Every record must appear in your copy exactly as written, with no pictures.
----------
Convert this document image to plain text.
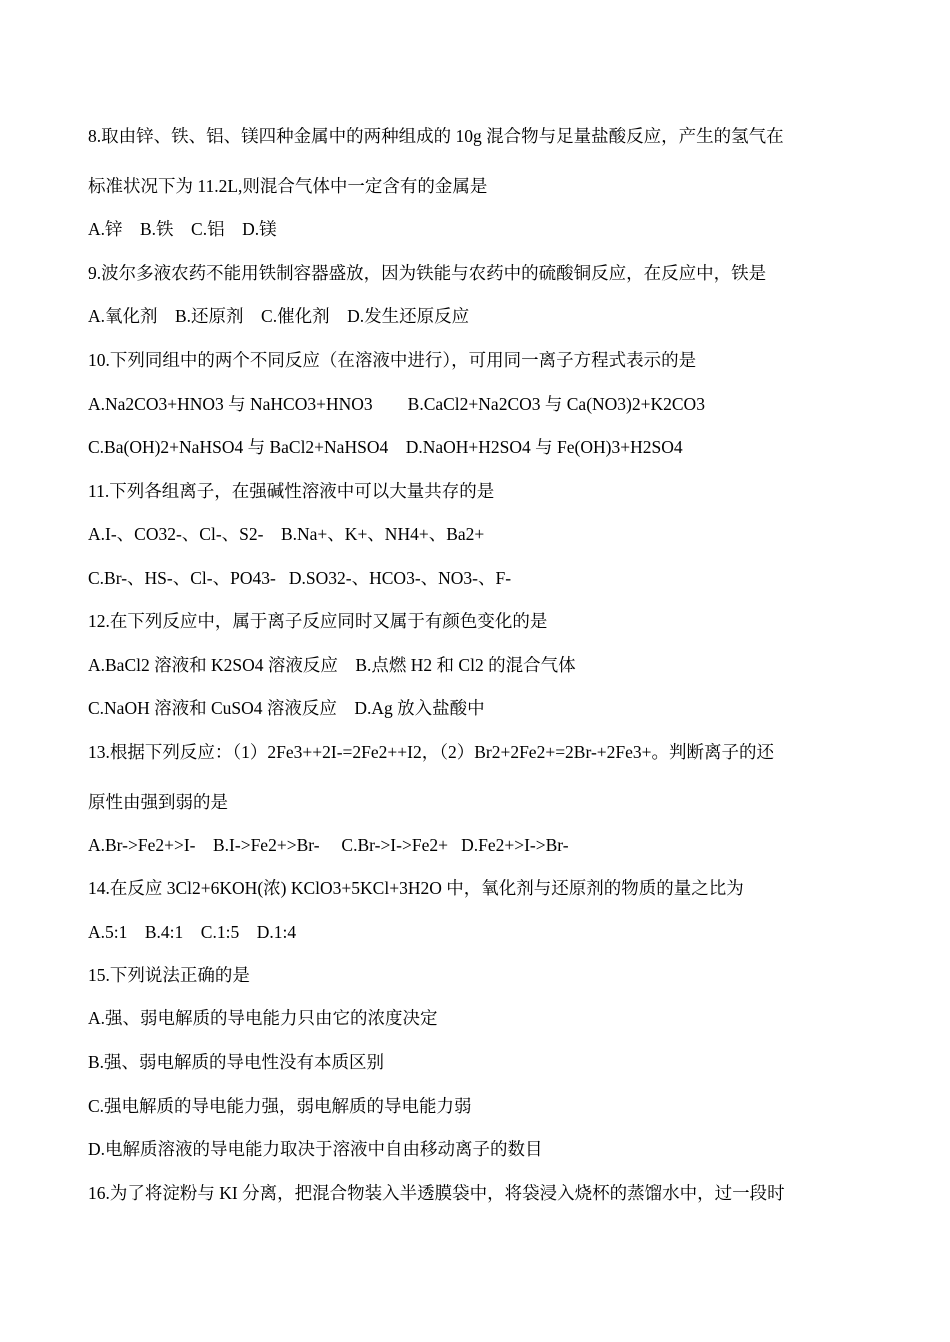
8.取由锌、铁、铝、镁四种金属中的两种组成的 10g 混合物与足量盐酸反应，产生的氢气在
标准状况下为 11.2L,则混合气体中一定含有的金属是
A.锌    B.铁    C.铝    D.镁
9.波尔多液农药不能用铁制容器盛放，因为铁能与农药中的硫酸铜反应，在反应中，铁是
A.氧化剂    B.还原剂    C.催化剂    D.发生还原反应
10.下列同组中的两个不同反应（在溶液中进行），可用同一离子方程式表示的是
A.Na2CO3+HNO3 与 NaHCO3+HNO3        B.CaCl2+Na2CO3 与 Ca(NO3)2+K2CO3
C.Ba(OH)2+NaHSO4 与 BaCl2+NaHSO4    D.NaOH+H2SO4 与 Fe(OH)3+H2SO4
11.下列各组离子，在强碱性溶液中可以大量共存的是
A.I-、CO32-、Cl-、S2-    B.Na+、K+、NH4+、Ba2+
C.Br-、HS-、Cl-、PO43-   D.SO32-、HCO3-、NO3-、F-
12.在下列反应中，属于离子反应同时又属于有颜色变化的是
A.BaCl2 溶液和 K2SO4 溶液反应    B.点燃 H2 和 Cl2 的混合气体
C.NaOH 溶液和 CuSO4 溶液反应    D.Ag 放入盐酸中
13.根据下列反应：（1）2Fe3++2I-=2Fe2++I2，（2）Br2+2Fe2+=2Br-+2Fe3+。判断离子的还
原性由强到弱的是
A.Br->Fe2+>I-    B.I->Fe2+>Br-     C.Br->I->Fe2+   D.Fe2+>I->Br-
14.在反应 3Cl2+6KOH(浓) KClO3+5KCl+3H2O 中，氧化剂与还原剂的物质的量之比为
A.5:1    B.4:1    C.1:5    D.1:4
15.下列说法正确的是
A.强、弱电解质的导电能力只由它的浓度决定
B.强、弱电解质的导电性没有本质区别
C.强电解质的导电能力强，弱电解质的导电能力弱
D.电解质溶液的导电能力取决于溶液中自由移动离子的数目
16.为了将淀粉与 KI 分离，把混合物装入半透膜袋中，将袋浸入烧杯的蒸馏水中，过一段时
----------
» Output of the exercise
Convert this document image to plain text.
8.取由锌、铁、铝、镁四种金属中的两种组成的 10g 混合物与足量盐酸反应，产生的氢气在
标准状况下为 11.2L,则混合气体中一定含有的金属是
A.锌    B.铁    C.铝    D.镁
9.波尔多液农药不能用铁制容器盛放，因为铁能与农药中的硫酸铜反应，在反应中，铁是
A.氧化剂    B.还原剂    C.催化剂    D.发生还原反应
10.下列同组中的两个不同反应（在溶液中进行），可用同一离子方程式表示的是
A.Na2CO3+HNO3 与 NaHCO3+HNO3        B.CaCl2+Na2CO3 与 Ca(NO3)2+K2CO3
C.Ba(OH)2+NaHSO4 与 BaCl2+NaHSO4    D.NaOH+H2SO4 与 Fe(OH)3+H2SO4
11.下列各组离子，在强碱性溶液中可以大量共存的是
A.I-、CO32-、Cl-、S2-    B.Na+、K+、NH4+、Ba2+
C.Br-、HS-、Cl-、PO43-   D.SO32-、HCO3-、NO3-、F-
12.在下列反应中，属于离子反应同时又属于有颜色变化的是
A.BaCl2 溶液和 K2SO4 溶液反应    B.点燃 H2 和 Cl2 的混合气体
C.NaOH 溶液和 CuSO4 溶液反应    D.Ag 放入盐酸中
13.根据下列反应：（1）2Fe3++2I-=2Fe2++I2，（2）Br2+2Fe2+=2Br-+2Fe3+。判断离子的还
原性由强到弱的是
A.Br->Fe2+>I-    B.I->Fe2+>Br-     C.Br->I->Fe2+   D.Fe2+>I->Br-
14.在反应 3Cl2+6KOH(浓) KClO3+5KCl+3H2O 中，氧化剂与还原剂的物质的量之比为
A.5:1    B.4:1    C.1:5    D.1:4
15.下列说法正确的是
A.强、弱电解质的导电能力只由它的浓度决定
B.强、弱电解质的导电性没有本质区别
C.强电解质的导电能力强，弱电解质的导电能力弱
D.电解质溶液的导电能力取决于溶液中自由移动离子的数目
16.为了将淀粉与 KI 分离，把混合物装入半透膜袋中，将袋浸入烧杯的蒸馏水中，过一段时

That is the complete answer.